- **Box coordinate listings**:
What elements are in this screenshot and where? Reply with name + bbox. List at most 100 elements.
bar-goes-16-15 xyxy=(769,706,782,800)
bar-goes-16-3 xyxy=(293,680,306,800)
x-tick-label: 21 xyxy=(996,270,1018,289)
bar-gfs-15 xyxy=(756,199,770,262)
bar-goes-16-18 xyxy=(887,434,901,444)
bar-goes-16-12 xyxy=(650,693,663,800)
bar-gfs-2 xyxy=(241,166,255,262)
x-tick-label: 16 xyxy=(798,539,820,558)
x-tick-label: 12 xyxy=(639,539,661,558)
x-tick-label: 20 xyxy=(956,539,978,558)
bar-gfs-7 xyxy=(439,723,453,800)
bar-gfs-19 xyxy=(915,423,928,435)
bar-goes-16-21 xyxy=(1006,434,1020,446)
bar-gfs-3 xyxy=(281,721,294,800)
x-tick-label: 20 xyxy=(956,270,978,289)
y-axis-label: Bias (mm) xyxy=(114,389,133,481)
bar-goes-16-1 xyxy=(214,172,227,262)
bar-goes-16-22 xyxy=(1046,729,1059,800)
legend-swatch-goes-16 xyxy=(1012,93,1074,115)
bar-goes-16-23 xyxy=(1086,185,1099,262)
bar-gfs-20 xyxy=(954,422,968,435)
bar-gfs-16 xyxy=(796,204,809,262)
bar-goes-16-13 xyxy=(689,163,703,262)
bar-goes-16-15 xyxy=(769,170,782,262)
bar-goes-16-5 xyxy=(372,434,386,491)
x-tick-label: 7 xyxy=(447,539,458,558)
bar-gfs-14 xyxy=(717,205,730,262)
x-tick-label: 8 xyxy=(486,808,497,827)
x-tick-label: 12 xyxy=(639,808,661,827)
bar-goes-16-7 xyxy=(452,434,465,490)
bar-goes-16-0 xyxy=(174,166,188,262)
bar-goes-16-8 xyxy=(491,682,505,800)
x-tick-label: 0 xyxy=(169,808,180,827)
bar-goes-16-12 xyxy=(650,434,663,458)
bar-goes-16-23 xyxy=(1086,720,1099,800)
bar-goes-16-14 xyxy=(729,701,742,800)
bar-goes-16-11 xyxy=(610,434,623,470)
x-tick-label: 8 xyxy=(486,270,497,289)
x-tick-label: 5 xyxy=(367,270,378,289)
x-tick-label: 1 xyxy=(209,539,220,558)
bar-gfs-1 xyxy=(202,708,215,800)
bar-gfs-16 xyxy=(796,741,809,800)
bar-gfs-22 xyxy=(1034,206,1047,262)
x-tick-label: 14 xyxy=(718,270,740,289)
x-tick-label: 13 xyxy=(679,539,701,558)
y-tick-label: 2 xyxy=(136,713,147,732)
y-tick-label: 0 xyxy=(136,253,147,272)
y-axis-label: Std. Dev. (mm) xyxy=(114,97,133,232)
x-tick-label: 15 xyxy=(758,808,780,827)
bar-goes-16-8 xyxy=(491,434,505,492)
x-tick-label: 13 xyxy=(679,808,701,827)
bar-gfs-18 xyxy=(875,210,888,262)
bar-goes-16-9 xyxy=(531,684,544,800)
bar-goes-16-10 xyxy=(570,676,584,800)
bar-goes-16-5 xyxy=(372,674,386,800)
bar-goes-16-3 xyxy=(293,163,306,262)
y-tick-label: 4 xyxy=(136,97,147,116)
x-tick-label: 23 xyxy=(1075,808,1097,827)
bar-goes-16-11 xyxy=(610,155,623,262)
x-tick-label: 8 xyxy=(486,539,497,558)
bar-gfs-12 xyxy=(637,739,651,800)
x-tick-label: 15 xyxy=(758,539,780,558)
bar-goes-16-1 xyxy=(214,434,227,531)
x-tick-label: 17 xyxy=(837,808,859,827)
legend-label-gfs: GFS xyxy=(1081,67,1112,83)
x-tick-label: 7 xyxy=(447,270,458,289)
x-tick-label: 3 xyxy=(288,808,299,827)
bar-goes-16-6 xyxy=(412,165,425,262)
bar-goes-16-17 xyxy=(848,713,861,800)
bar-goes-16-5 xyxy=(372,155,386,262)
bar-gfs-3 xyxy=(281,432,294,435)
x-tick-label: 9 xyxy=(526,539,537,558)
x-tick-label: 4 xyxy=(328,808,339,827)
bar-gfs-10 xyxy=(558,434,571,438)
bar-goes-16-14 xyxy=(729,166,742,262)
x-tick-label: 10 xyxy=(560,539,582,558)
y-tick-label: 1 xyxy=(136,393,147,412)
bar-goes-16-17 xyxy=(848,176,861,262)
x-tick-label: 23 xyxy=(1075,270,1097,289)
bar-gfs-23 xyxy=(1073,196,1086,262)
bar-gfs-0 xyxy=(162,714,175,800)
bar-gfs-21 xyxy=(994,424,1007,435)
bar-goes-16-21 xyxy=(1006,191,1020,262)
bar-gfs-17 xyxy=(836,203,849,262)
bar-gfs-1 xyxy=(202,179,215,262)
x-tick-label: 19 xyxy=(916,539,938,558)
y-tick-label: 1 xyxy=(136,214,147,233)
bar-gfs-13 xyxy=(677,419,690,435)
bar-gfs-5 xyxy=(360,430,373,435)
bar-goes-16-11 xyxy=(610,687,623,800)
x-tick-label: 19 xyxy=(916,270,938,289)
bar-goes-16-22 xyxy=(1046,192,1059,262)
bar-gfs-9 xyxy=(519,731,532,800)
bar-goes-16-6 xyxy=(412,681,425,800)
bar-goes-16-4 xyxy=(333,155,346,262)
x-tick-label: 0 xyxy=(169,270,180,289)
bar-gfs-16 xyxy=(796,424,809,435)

- **REQUIRED TASK**: Copy the listing above verbatim, from its first line through the line containing "bar-goes-16-22 xyxy=(1046,729,1059,800)", including both.

- **THE RESULT**:
What elements are in this screenshot and where? Reply with name + bbox. List at most 100 elements.
bar-goes-16-15 xyxy=(769,706,782,800)
bar-goes-16-3 xyxy=(293,680,306,800)
x-tick-label: 21 xyxy=(996,270,1018,289)
bar-gfs-15 xyxy=(756,199,770,262)
bar-goes-16-18 xyxy=(887,434,901,444)
bar-goes-16-12 xyxy=(650,693,663,800)
bar-gfs-2 xyxy=(241,166,255,262)
x-tick-label: 16 xyxy=(798,539,820,558)
x-tick-label: 12 xyxy=(639,539,661,558)
x-tick-label: 20 xyxy=(956,539,978,558)
bar-gfs-7 xyxy=(439,723,453,800)
bar-gfs-19 xyxy=(915,423,928,435)
bar-goes-16-21 xyxy=(1006,434,1020,446)
bar-gfs-3 xyxy=(281,721,294,800)
x-tick-label: 20 xyxy=(956,270,978,289)
y-axis-label: Bias (mm) xyxy=(114,389,133,481)
bar-goes-16-1 xyxy=(214,172,227,262)
bar-goes-16-22 xyxy=(1046,729,1059,800)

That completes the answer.